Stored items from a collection
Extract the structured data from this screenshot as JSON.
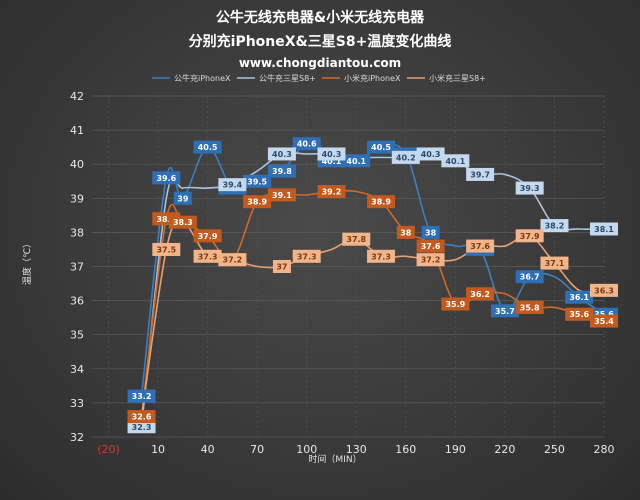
{
  "chart_data": {
    "type": "line",
    "title": "公牛无线充电器&小米无线充电器",
    "subtitle": "分别充iPhoneX&三星S8+温度变化曲线",
    "url": "www.chongdiantou.com",
    "xlabel": "时间（MIN）",
    "ylabel": "温度（℃）",
    "x_ticks": [
      "(20)",
      "10",
      "40",
      "70",
      "100",
      "130",
      "160",
      "190",
      "220",
      "250",
      "280"
    ],
    "ylim": [
      32,
      42
    ],
    "y_ticks": [
      32,
      33,
      34,
      35,
      36,
      37,
      38,
      39,
      40,
      41,
      42
    ],
    "grid": true,
    "legend_position": "top",
    "series": [
      {
        "name": "公牛充iPhoneX",
        "color": "#3d7fc4",
        "label_fill": "#2f6fb5",
        "label_text_color": "#ffffff",
        "x": [
          0,
          15,
          25,
          40,
          55,
          70,
          85,
          100,
          115,
          130,
          145,
          160,
          175,
          190,
          205,
          220,
          235,
          250,
          265,
          280
        ],
        "y": [
          33.2,
          39.6,
          39,
          40.5,
          39.3,
          39.5,
          39.8,
          40.6,
          40.1,
          40.1,
          40.5,
          40.3,
          38,
          37.6,
          37.5,
          35.7,
          36.7,
          36.7,
          36.1,
          35.6
        ],
        "labels": [
          "33.2",
          "39.6",
          "39",
          "40.5",
          "39.3",
          "39.5",
          "39.8",
          "40.6",
          "40.1",
          "40.1",
          "40.5",
          "40.3",
          "38",
          "",
          "37.5",
          "35.7",
          "36.7",
          "",
          "36.1",
          "35.6"
        ]
      },
      {
        "name": "公牛充三星S8+",
        "color": "#a8c4e0",
        "label_fill": "#c5d9ee",
        "label_text_color": "#2b4a6b",
        "x": [
          0,
          15,
          25,
          40,
          55,
          70,
          85,
          100,
          115,
          130,
          145,
          160,
          175,
          190,
          205,
          220,
          235,
          250,
          265,
          280
        ],
        "y": [
          32.3,
          39,
          39.3,
          39.3,
          39.4,
          39.8,
          40.3,
          40.3,
          40.3,
          40.2,
          40.2,
          40.2,
          40.3,
          40.1,
          39.7,
          39.7,
          39.3,
          38.2,
          38.1,
          38.1
        ],
        "labels": [
          "32.3",
          "",
          "",
          "",
          "39.4",
          "",
          "40.3",
          "",
          "40.3",
          "",
          "",
          "40.2",
          "40.3",
          "40.1",
          "39.7",
          "",
          "39.3",
          "38.2",
          "",
          "38.1"
        ]
      },
      {
        "name": "小米充iPhoneX",
        "color": "#d06a28",
        "label_fill": "#c55a1e",
        "label_text_color": "#ffffff",
        "x": [
          0,
          15,
          25,
          40,
          55,
          70,
          85,
          100,
          115,
          130,
          145,
          160,
          175,
          190,
          205,
          220,
          235,
          250,
          265,
          280
        ],
        "y": [
          32.6,
          38.4,
          38.3,
          37.9,
          37.2,
          38.9,
          39.1,
          39.1,
          39.2,
          39.2,
          38.9,
          38,
          37.6,
          35.9,
          36.2,
          36.2,
          35.8,
          35.8,
          35.6,
          35.4
        ],
        "labels": [
          "32.6",
          "38.4",
          "38.3",
          "37.9",
          "37.2",
          "38.9",
          "39.1",
          "",
          "39.2",
          "",
          "38.9",
          "38",
          "37.6",
          "35.9",
          "36.2",
          "",
          "35.8",
          "",
          "35.6",
          "35.4"
        ]
      },
      {
        "name": "小米充三星S8+",
        "color": "#e8a070",
        "label_fill": "#f2b58a",
        "label_text_color": "#7a3a10",
        "x": [
          0,
          15,
          25,
          40,
          55,
          70,
          85,
          100,
          115,
          130,
          145,
          160,
          175,
          190,
          205,
          220,
          235,
          250,
          265,
          280
        ],
        "y": [
          32.6,
          37.5,
          38.3,
          37.3,
          37.2,
          37,
          37,
          37.3,
          37.5,
          37.8,
          37.3,
          37.3,
          37.2,
          37.2,
          37.6,
          37.6,
          37.9,
          37.1,
          36.3,
          36.3
        ],
        "labels": [
          "",
          "37.5",
          "",
          "37.3",
          "37.2",
          "",
          "37",
          "37.3",
          "",
          "37.8",
          "37.3",
          "",
          "37.2",
          "",
          "37.6",
          "",
          "37.9",
          "37.1",
          "",
          "36.3"
        ]
      }
    ]
  }
}
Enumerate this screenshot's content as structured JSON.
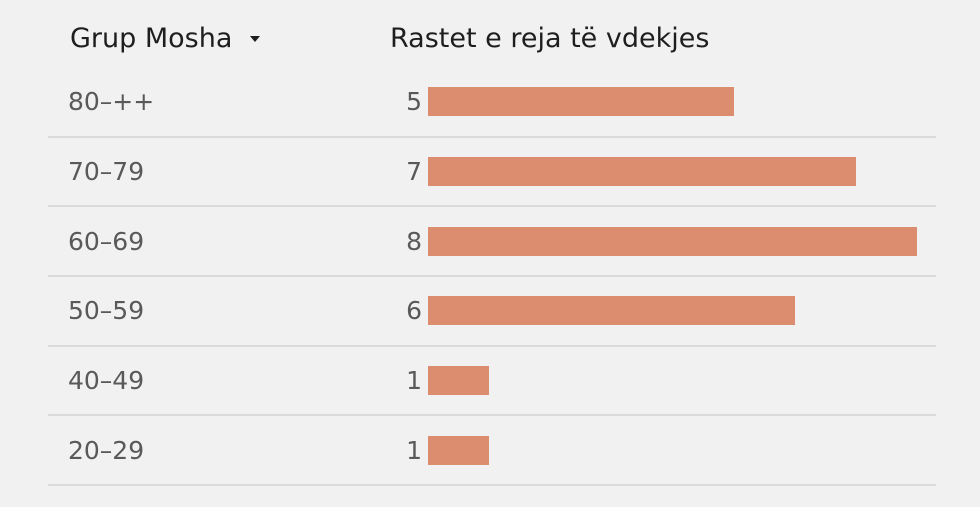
{
  "header": {
    "age_group_label": "Grup Mosha",
    "new_deaths_label": "Rastet e reja të vdekjes"
  },
  "colors": {
    "bar": "#dc8d70",
    "background": "#f1f1f1"
  },
  "chart_data": {
    "type": "bar",
    "orientation": "horizontal",
    "categories": [
      "80–++",
      "70–79",
      "60–69",
      "50–59",
      "40–49",
      "20–29"
    ],
    "values": [
      5,
      7,
      8,
      6,
      1,
      1
    ],
    "xlim": [
      0,
      8
    ],
    "grid": false,
    "sorted_by": "Grup Mosha"
  }
}
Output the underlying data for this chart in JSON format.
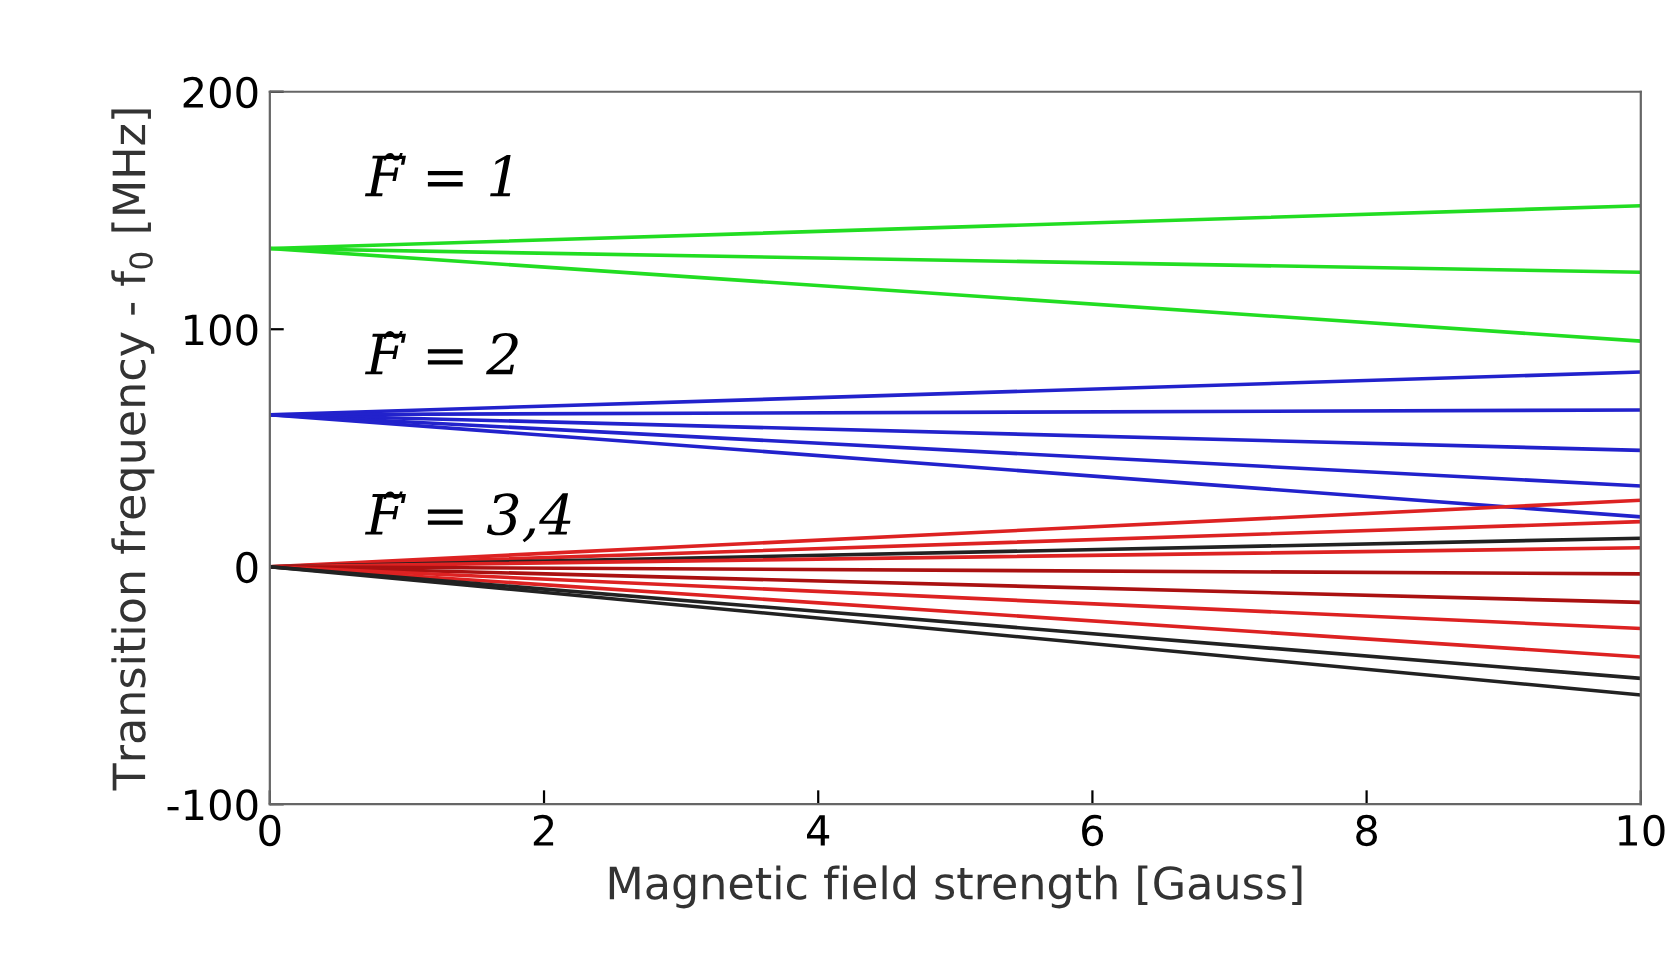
{
  "chart_data": {
    "type": "line",
    "xlabel": "Magnetic field strength [Gauss]",
    "ylabel": "Transition frequency - f$_{0}$ [MHz]",
    "x": [
      0,
      10
    ],
    "xlim": [
      0,
      10
    ],
    "xticks": [
      0,
      2,
      4,
      6,
      8,
      10
    ],
    "ylim": [
      -100,
      200
    ],
    "yticks": [
      -100,
      0,
      100,
      200
    ],
    "grid": false,
    "legend": false,
    "series": [
      {
        "color": "#22dd22",
        "values": [
          134,
          152
        ]
      },
      {
        "color": "#22dd22",
        "values": [
          134,
          124
        ]
      },
      {
        "color": "#22dd22",
        "values": [
          134,
          95
        ]
      },
      {
        "color": "#2222cc",
        "values": [
          64,
          82
        ]
      },
      {
        "color": "#2222cc",
        "values": [
          64,
          66
        ]
      },
      {
        "color": "#2222cc",
        "values": [
          64,
          49
        ]
      },
      {
        "color": "#2222cc",
        "values": [
          64,
          34
        ]
      },
      {
        "color": "#2222cc",
        "values": [
          64,
          21
        ]
      },
      {
        "color": "#dd2222",
        "values": [
          0,
          28
        ]
      },
      {
        "color": "#dd2222",
        "values": [
          0,
          19
        ]
      },
      {
        "color": "#222222",
        "values": [
          0,
          12
        ]
      },
      {
        "color": "#dd2222",
        "values": [
          0,
          8
        ]
      },
      {
        "color": "#aa1111",
        "values": [
          0,
          -3
        ]
      },
      {
        "color": "#aa1111",
        "values": [
          0,
          -15
        ]
      },
      {
        "color": "#dd2222",
        "values": [
          0,
          -26
        ]
      },
      {
        "color": "#dd2222",
        "values": [
          0,
          -38
        ]
      },
      {
        "color": "#222222",
        "values": [
          0,
          -47
        ]
      },
      {
        "color": "#222222",
        "values": [
          0,
          -54
        ]
      }
    ],
    "annotations": [
      "F̃ = 1",
      "F̃ = 2",
      "F̃ = 3,4"
    ]
  }
}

Direction: Filter the records, keeping only lines that contain "this", and show those lines.

Answer to the task:
Extract the structured data from this screenshot as JSON.
Enumerate this screenshot's content as structured JSON.
Output the underlying data for this chart in JSON format.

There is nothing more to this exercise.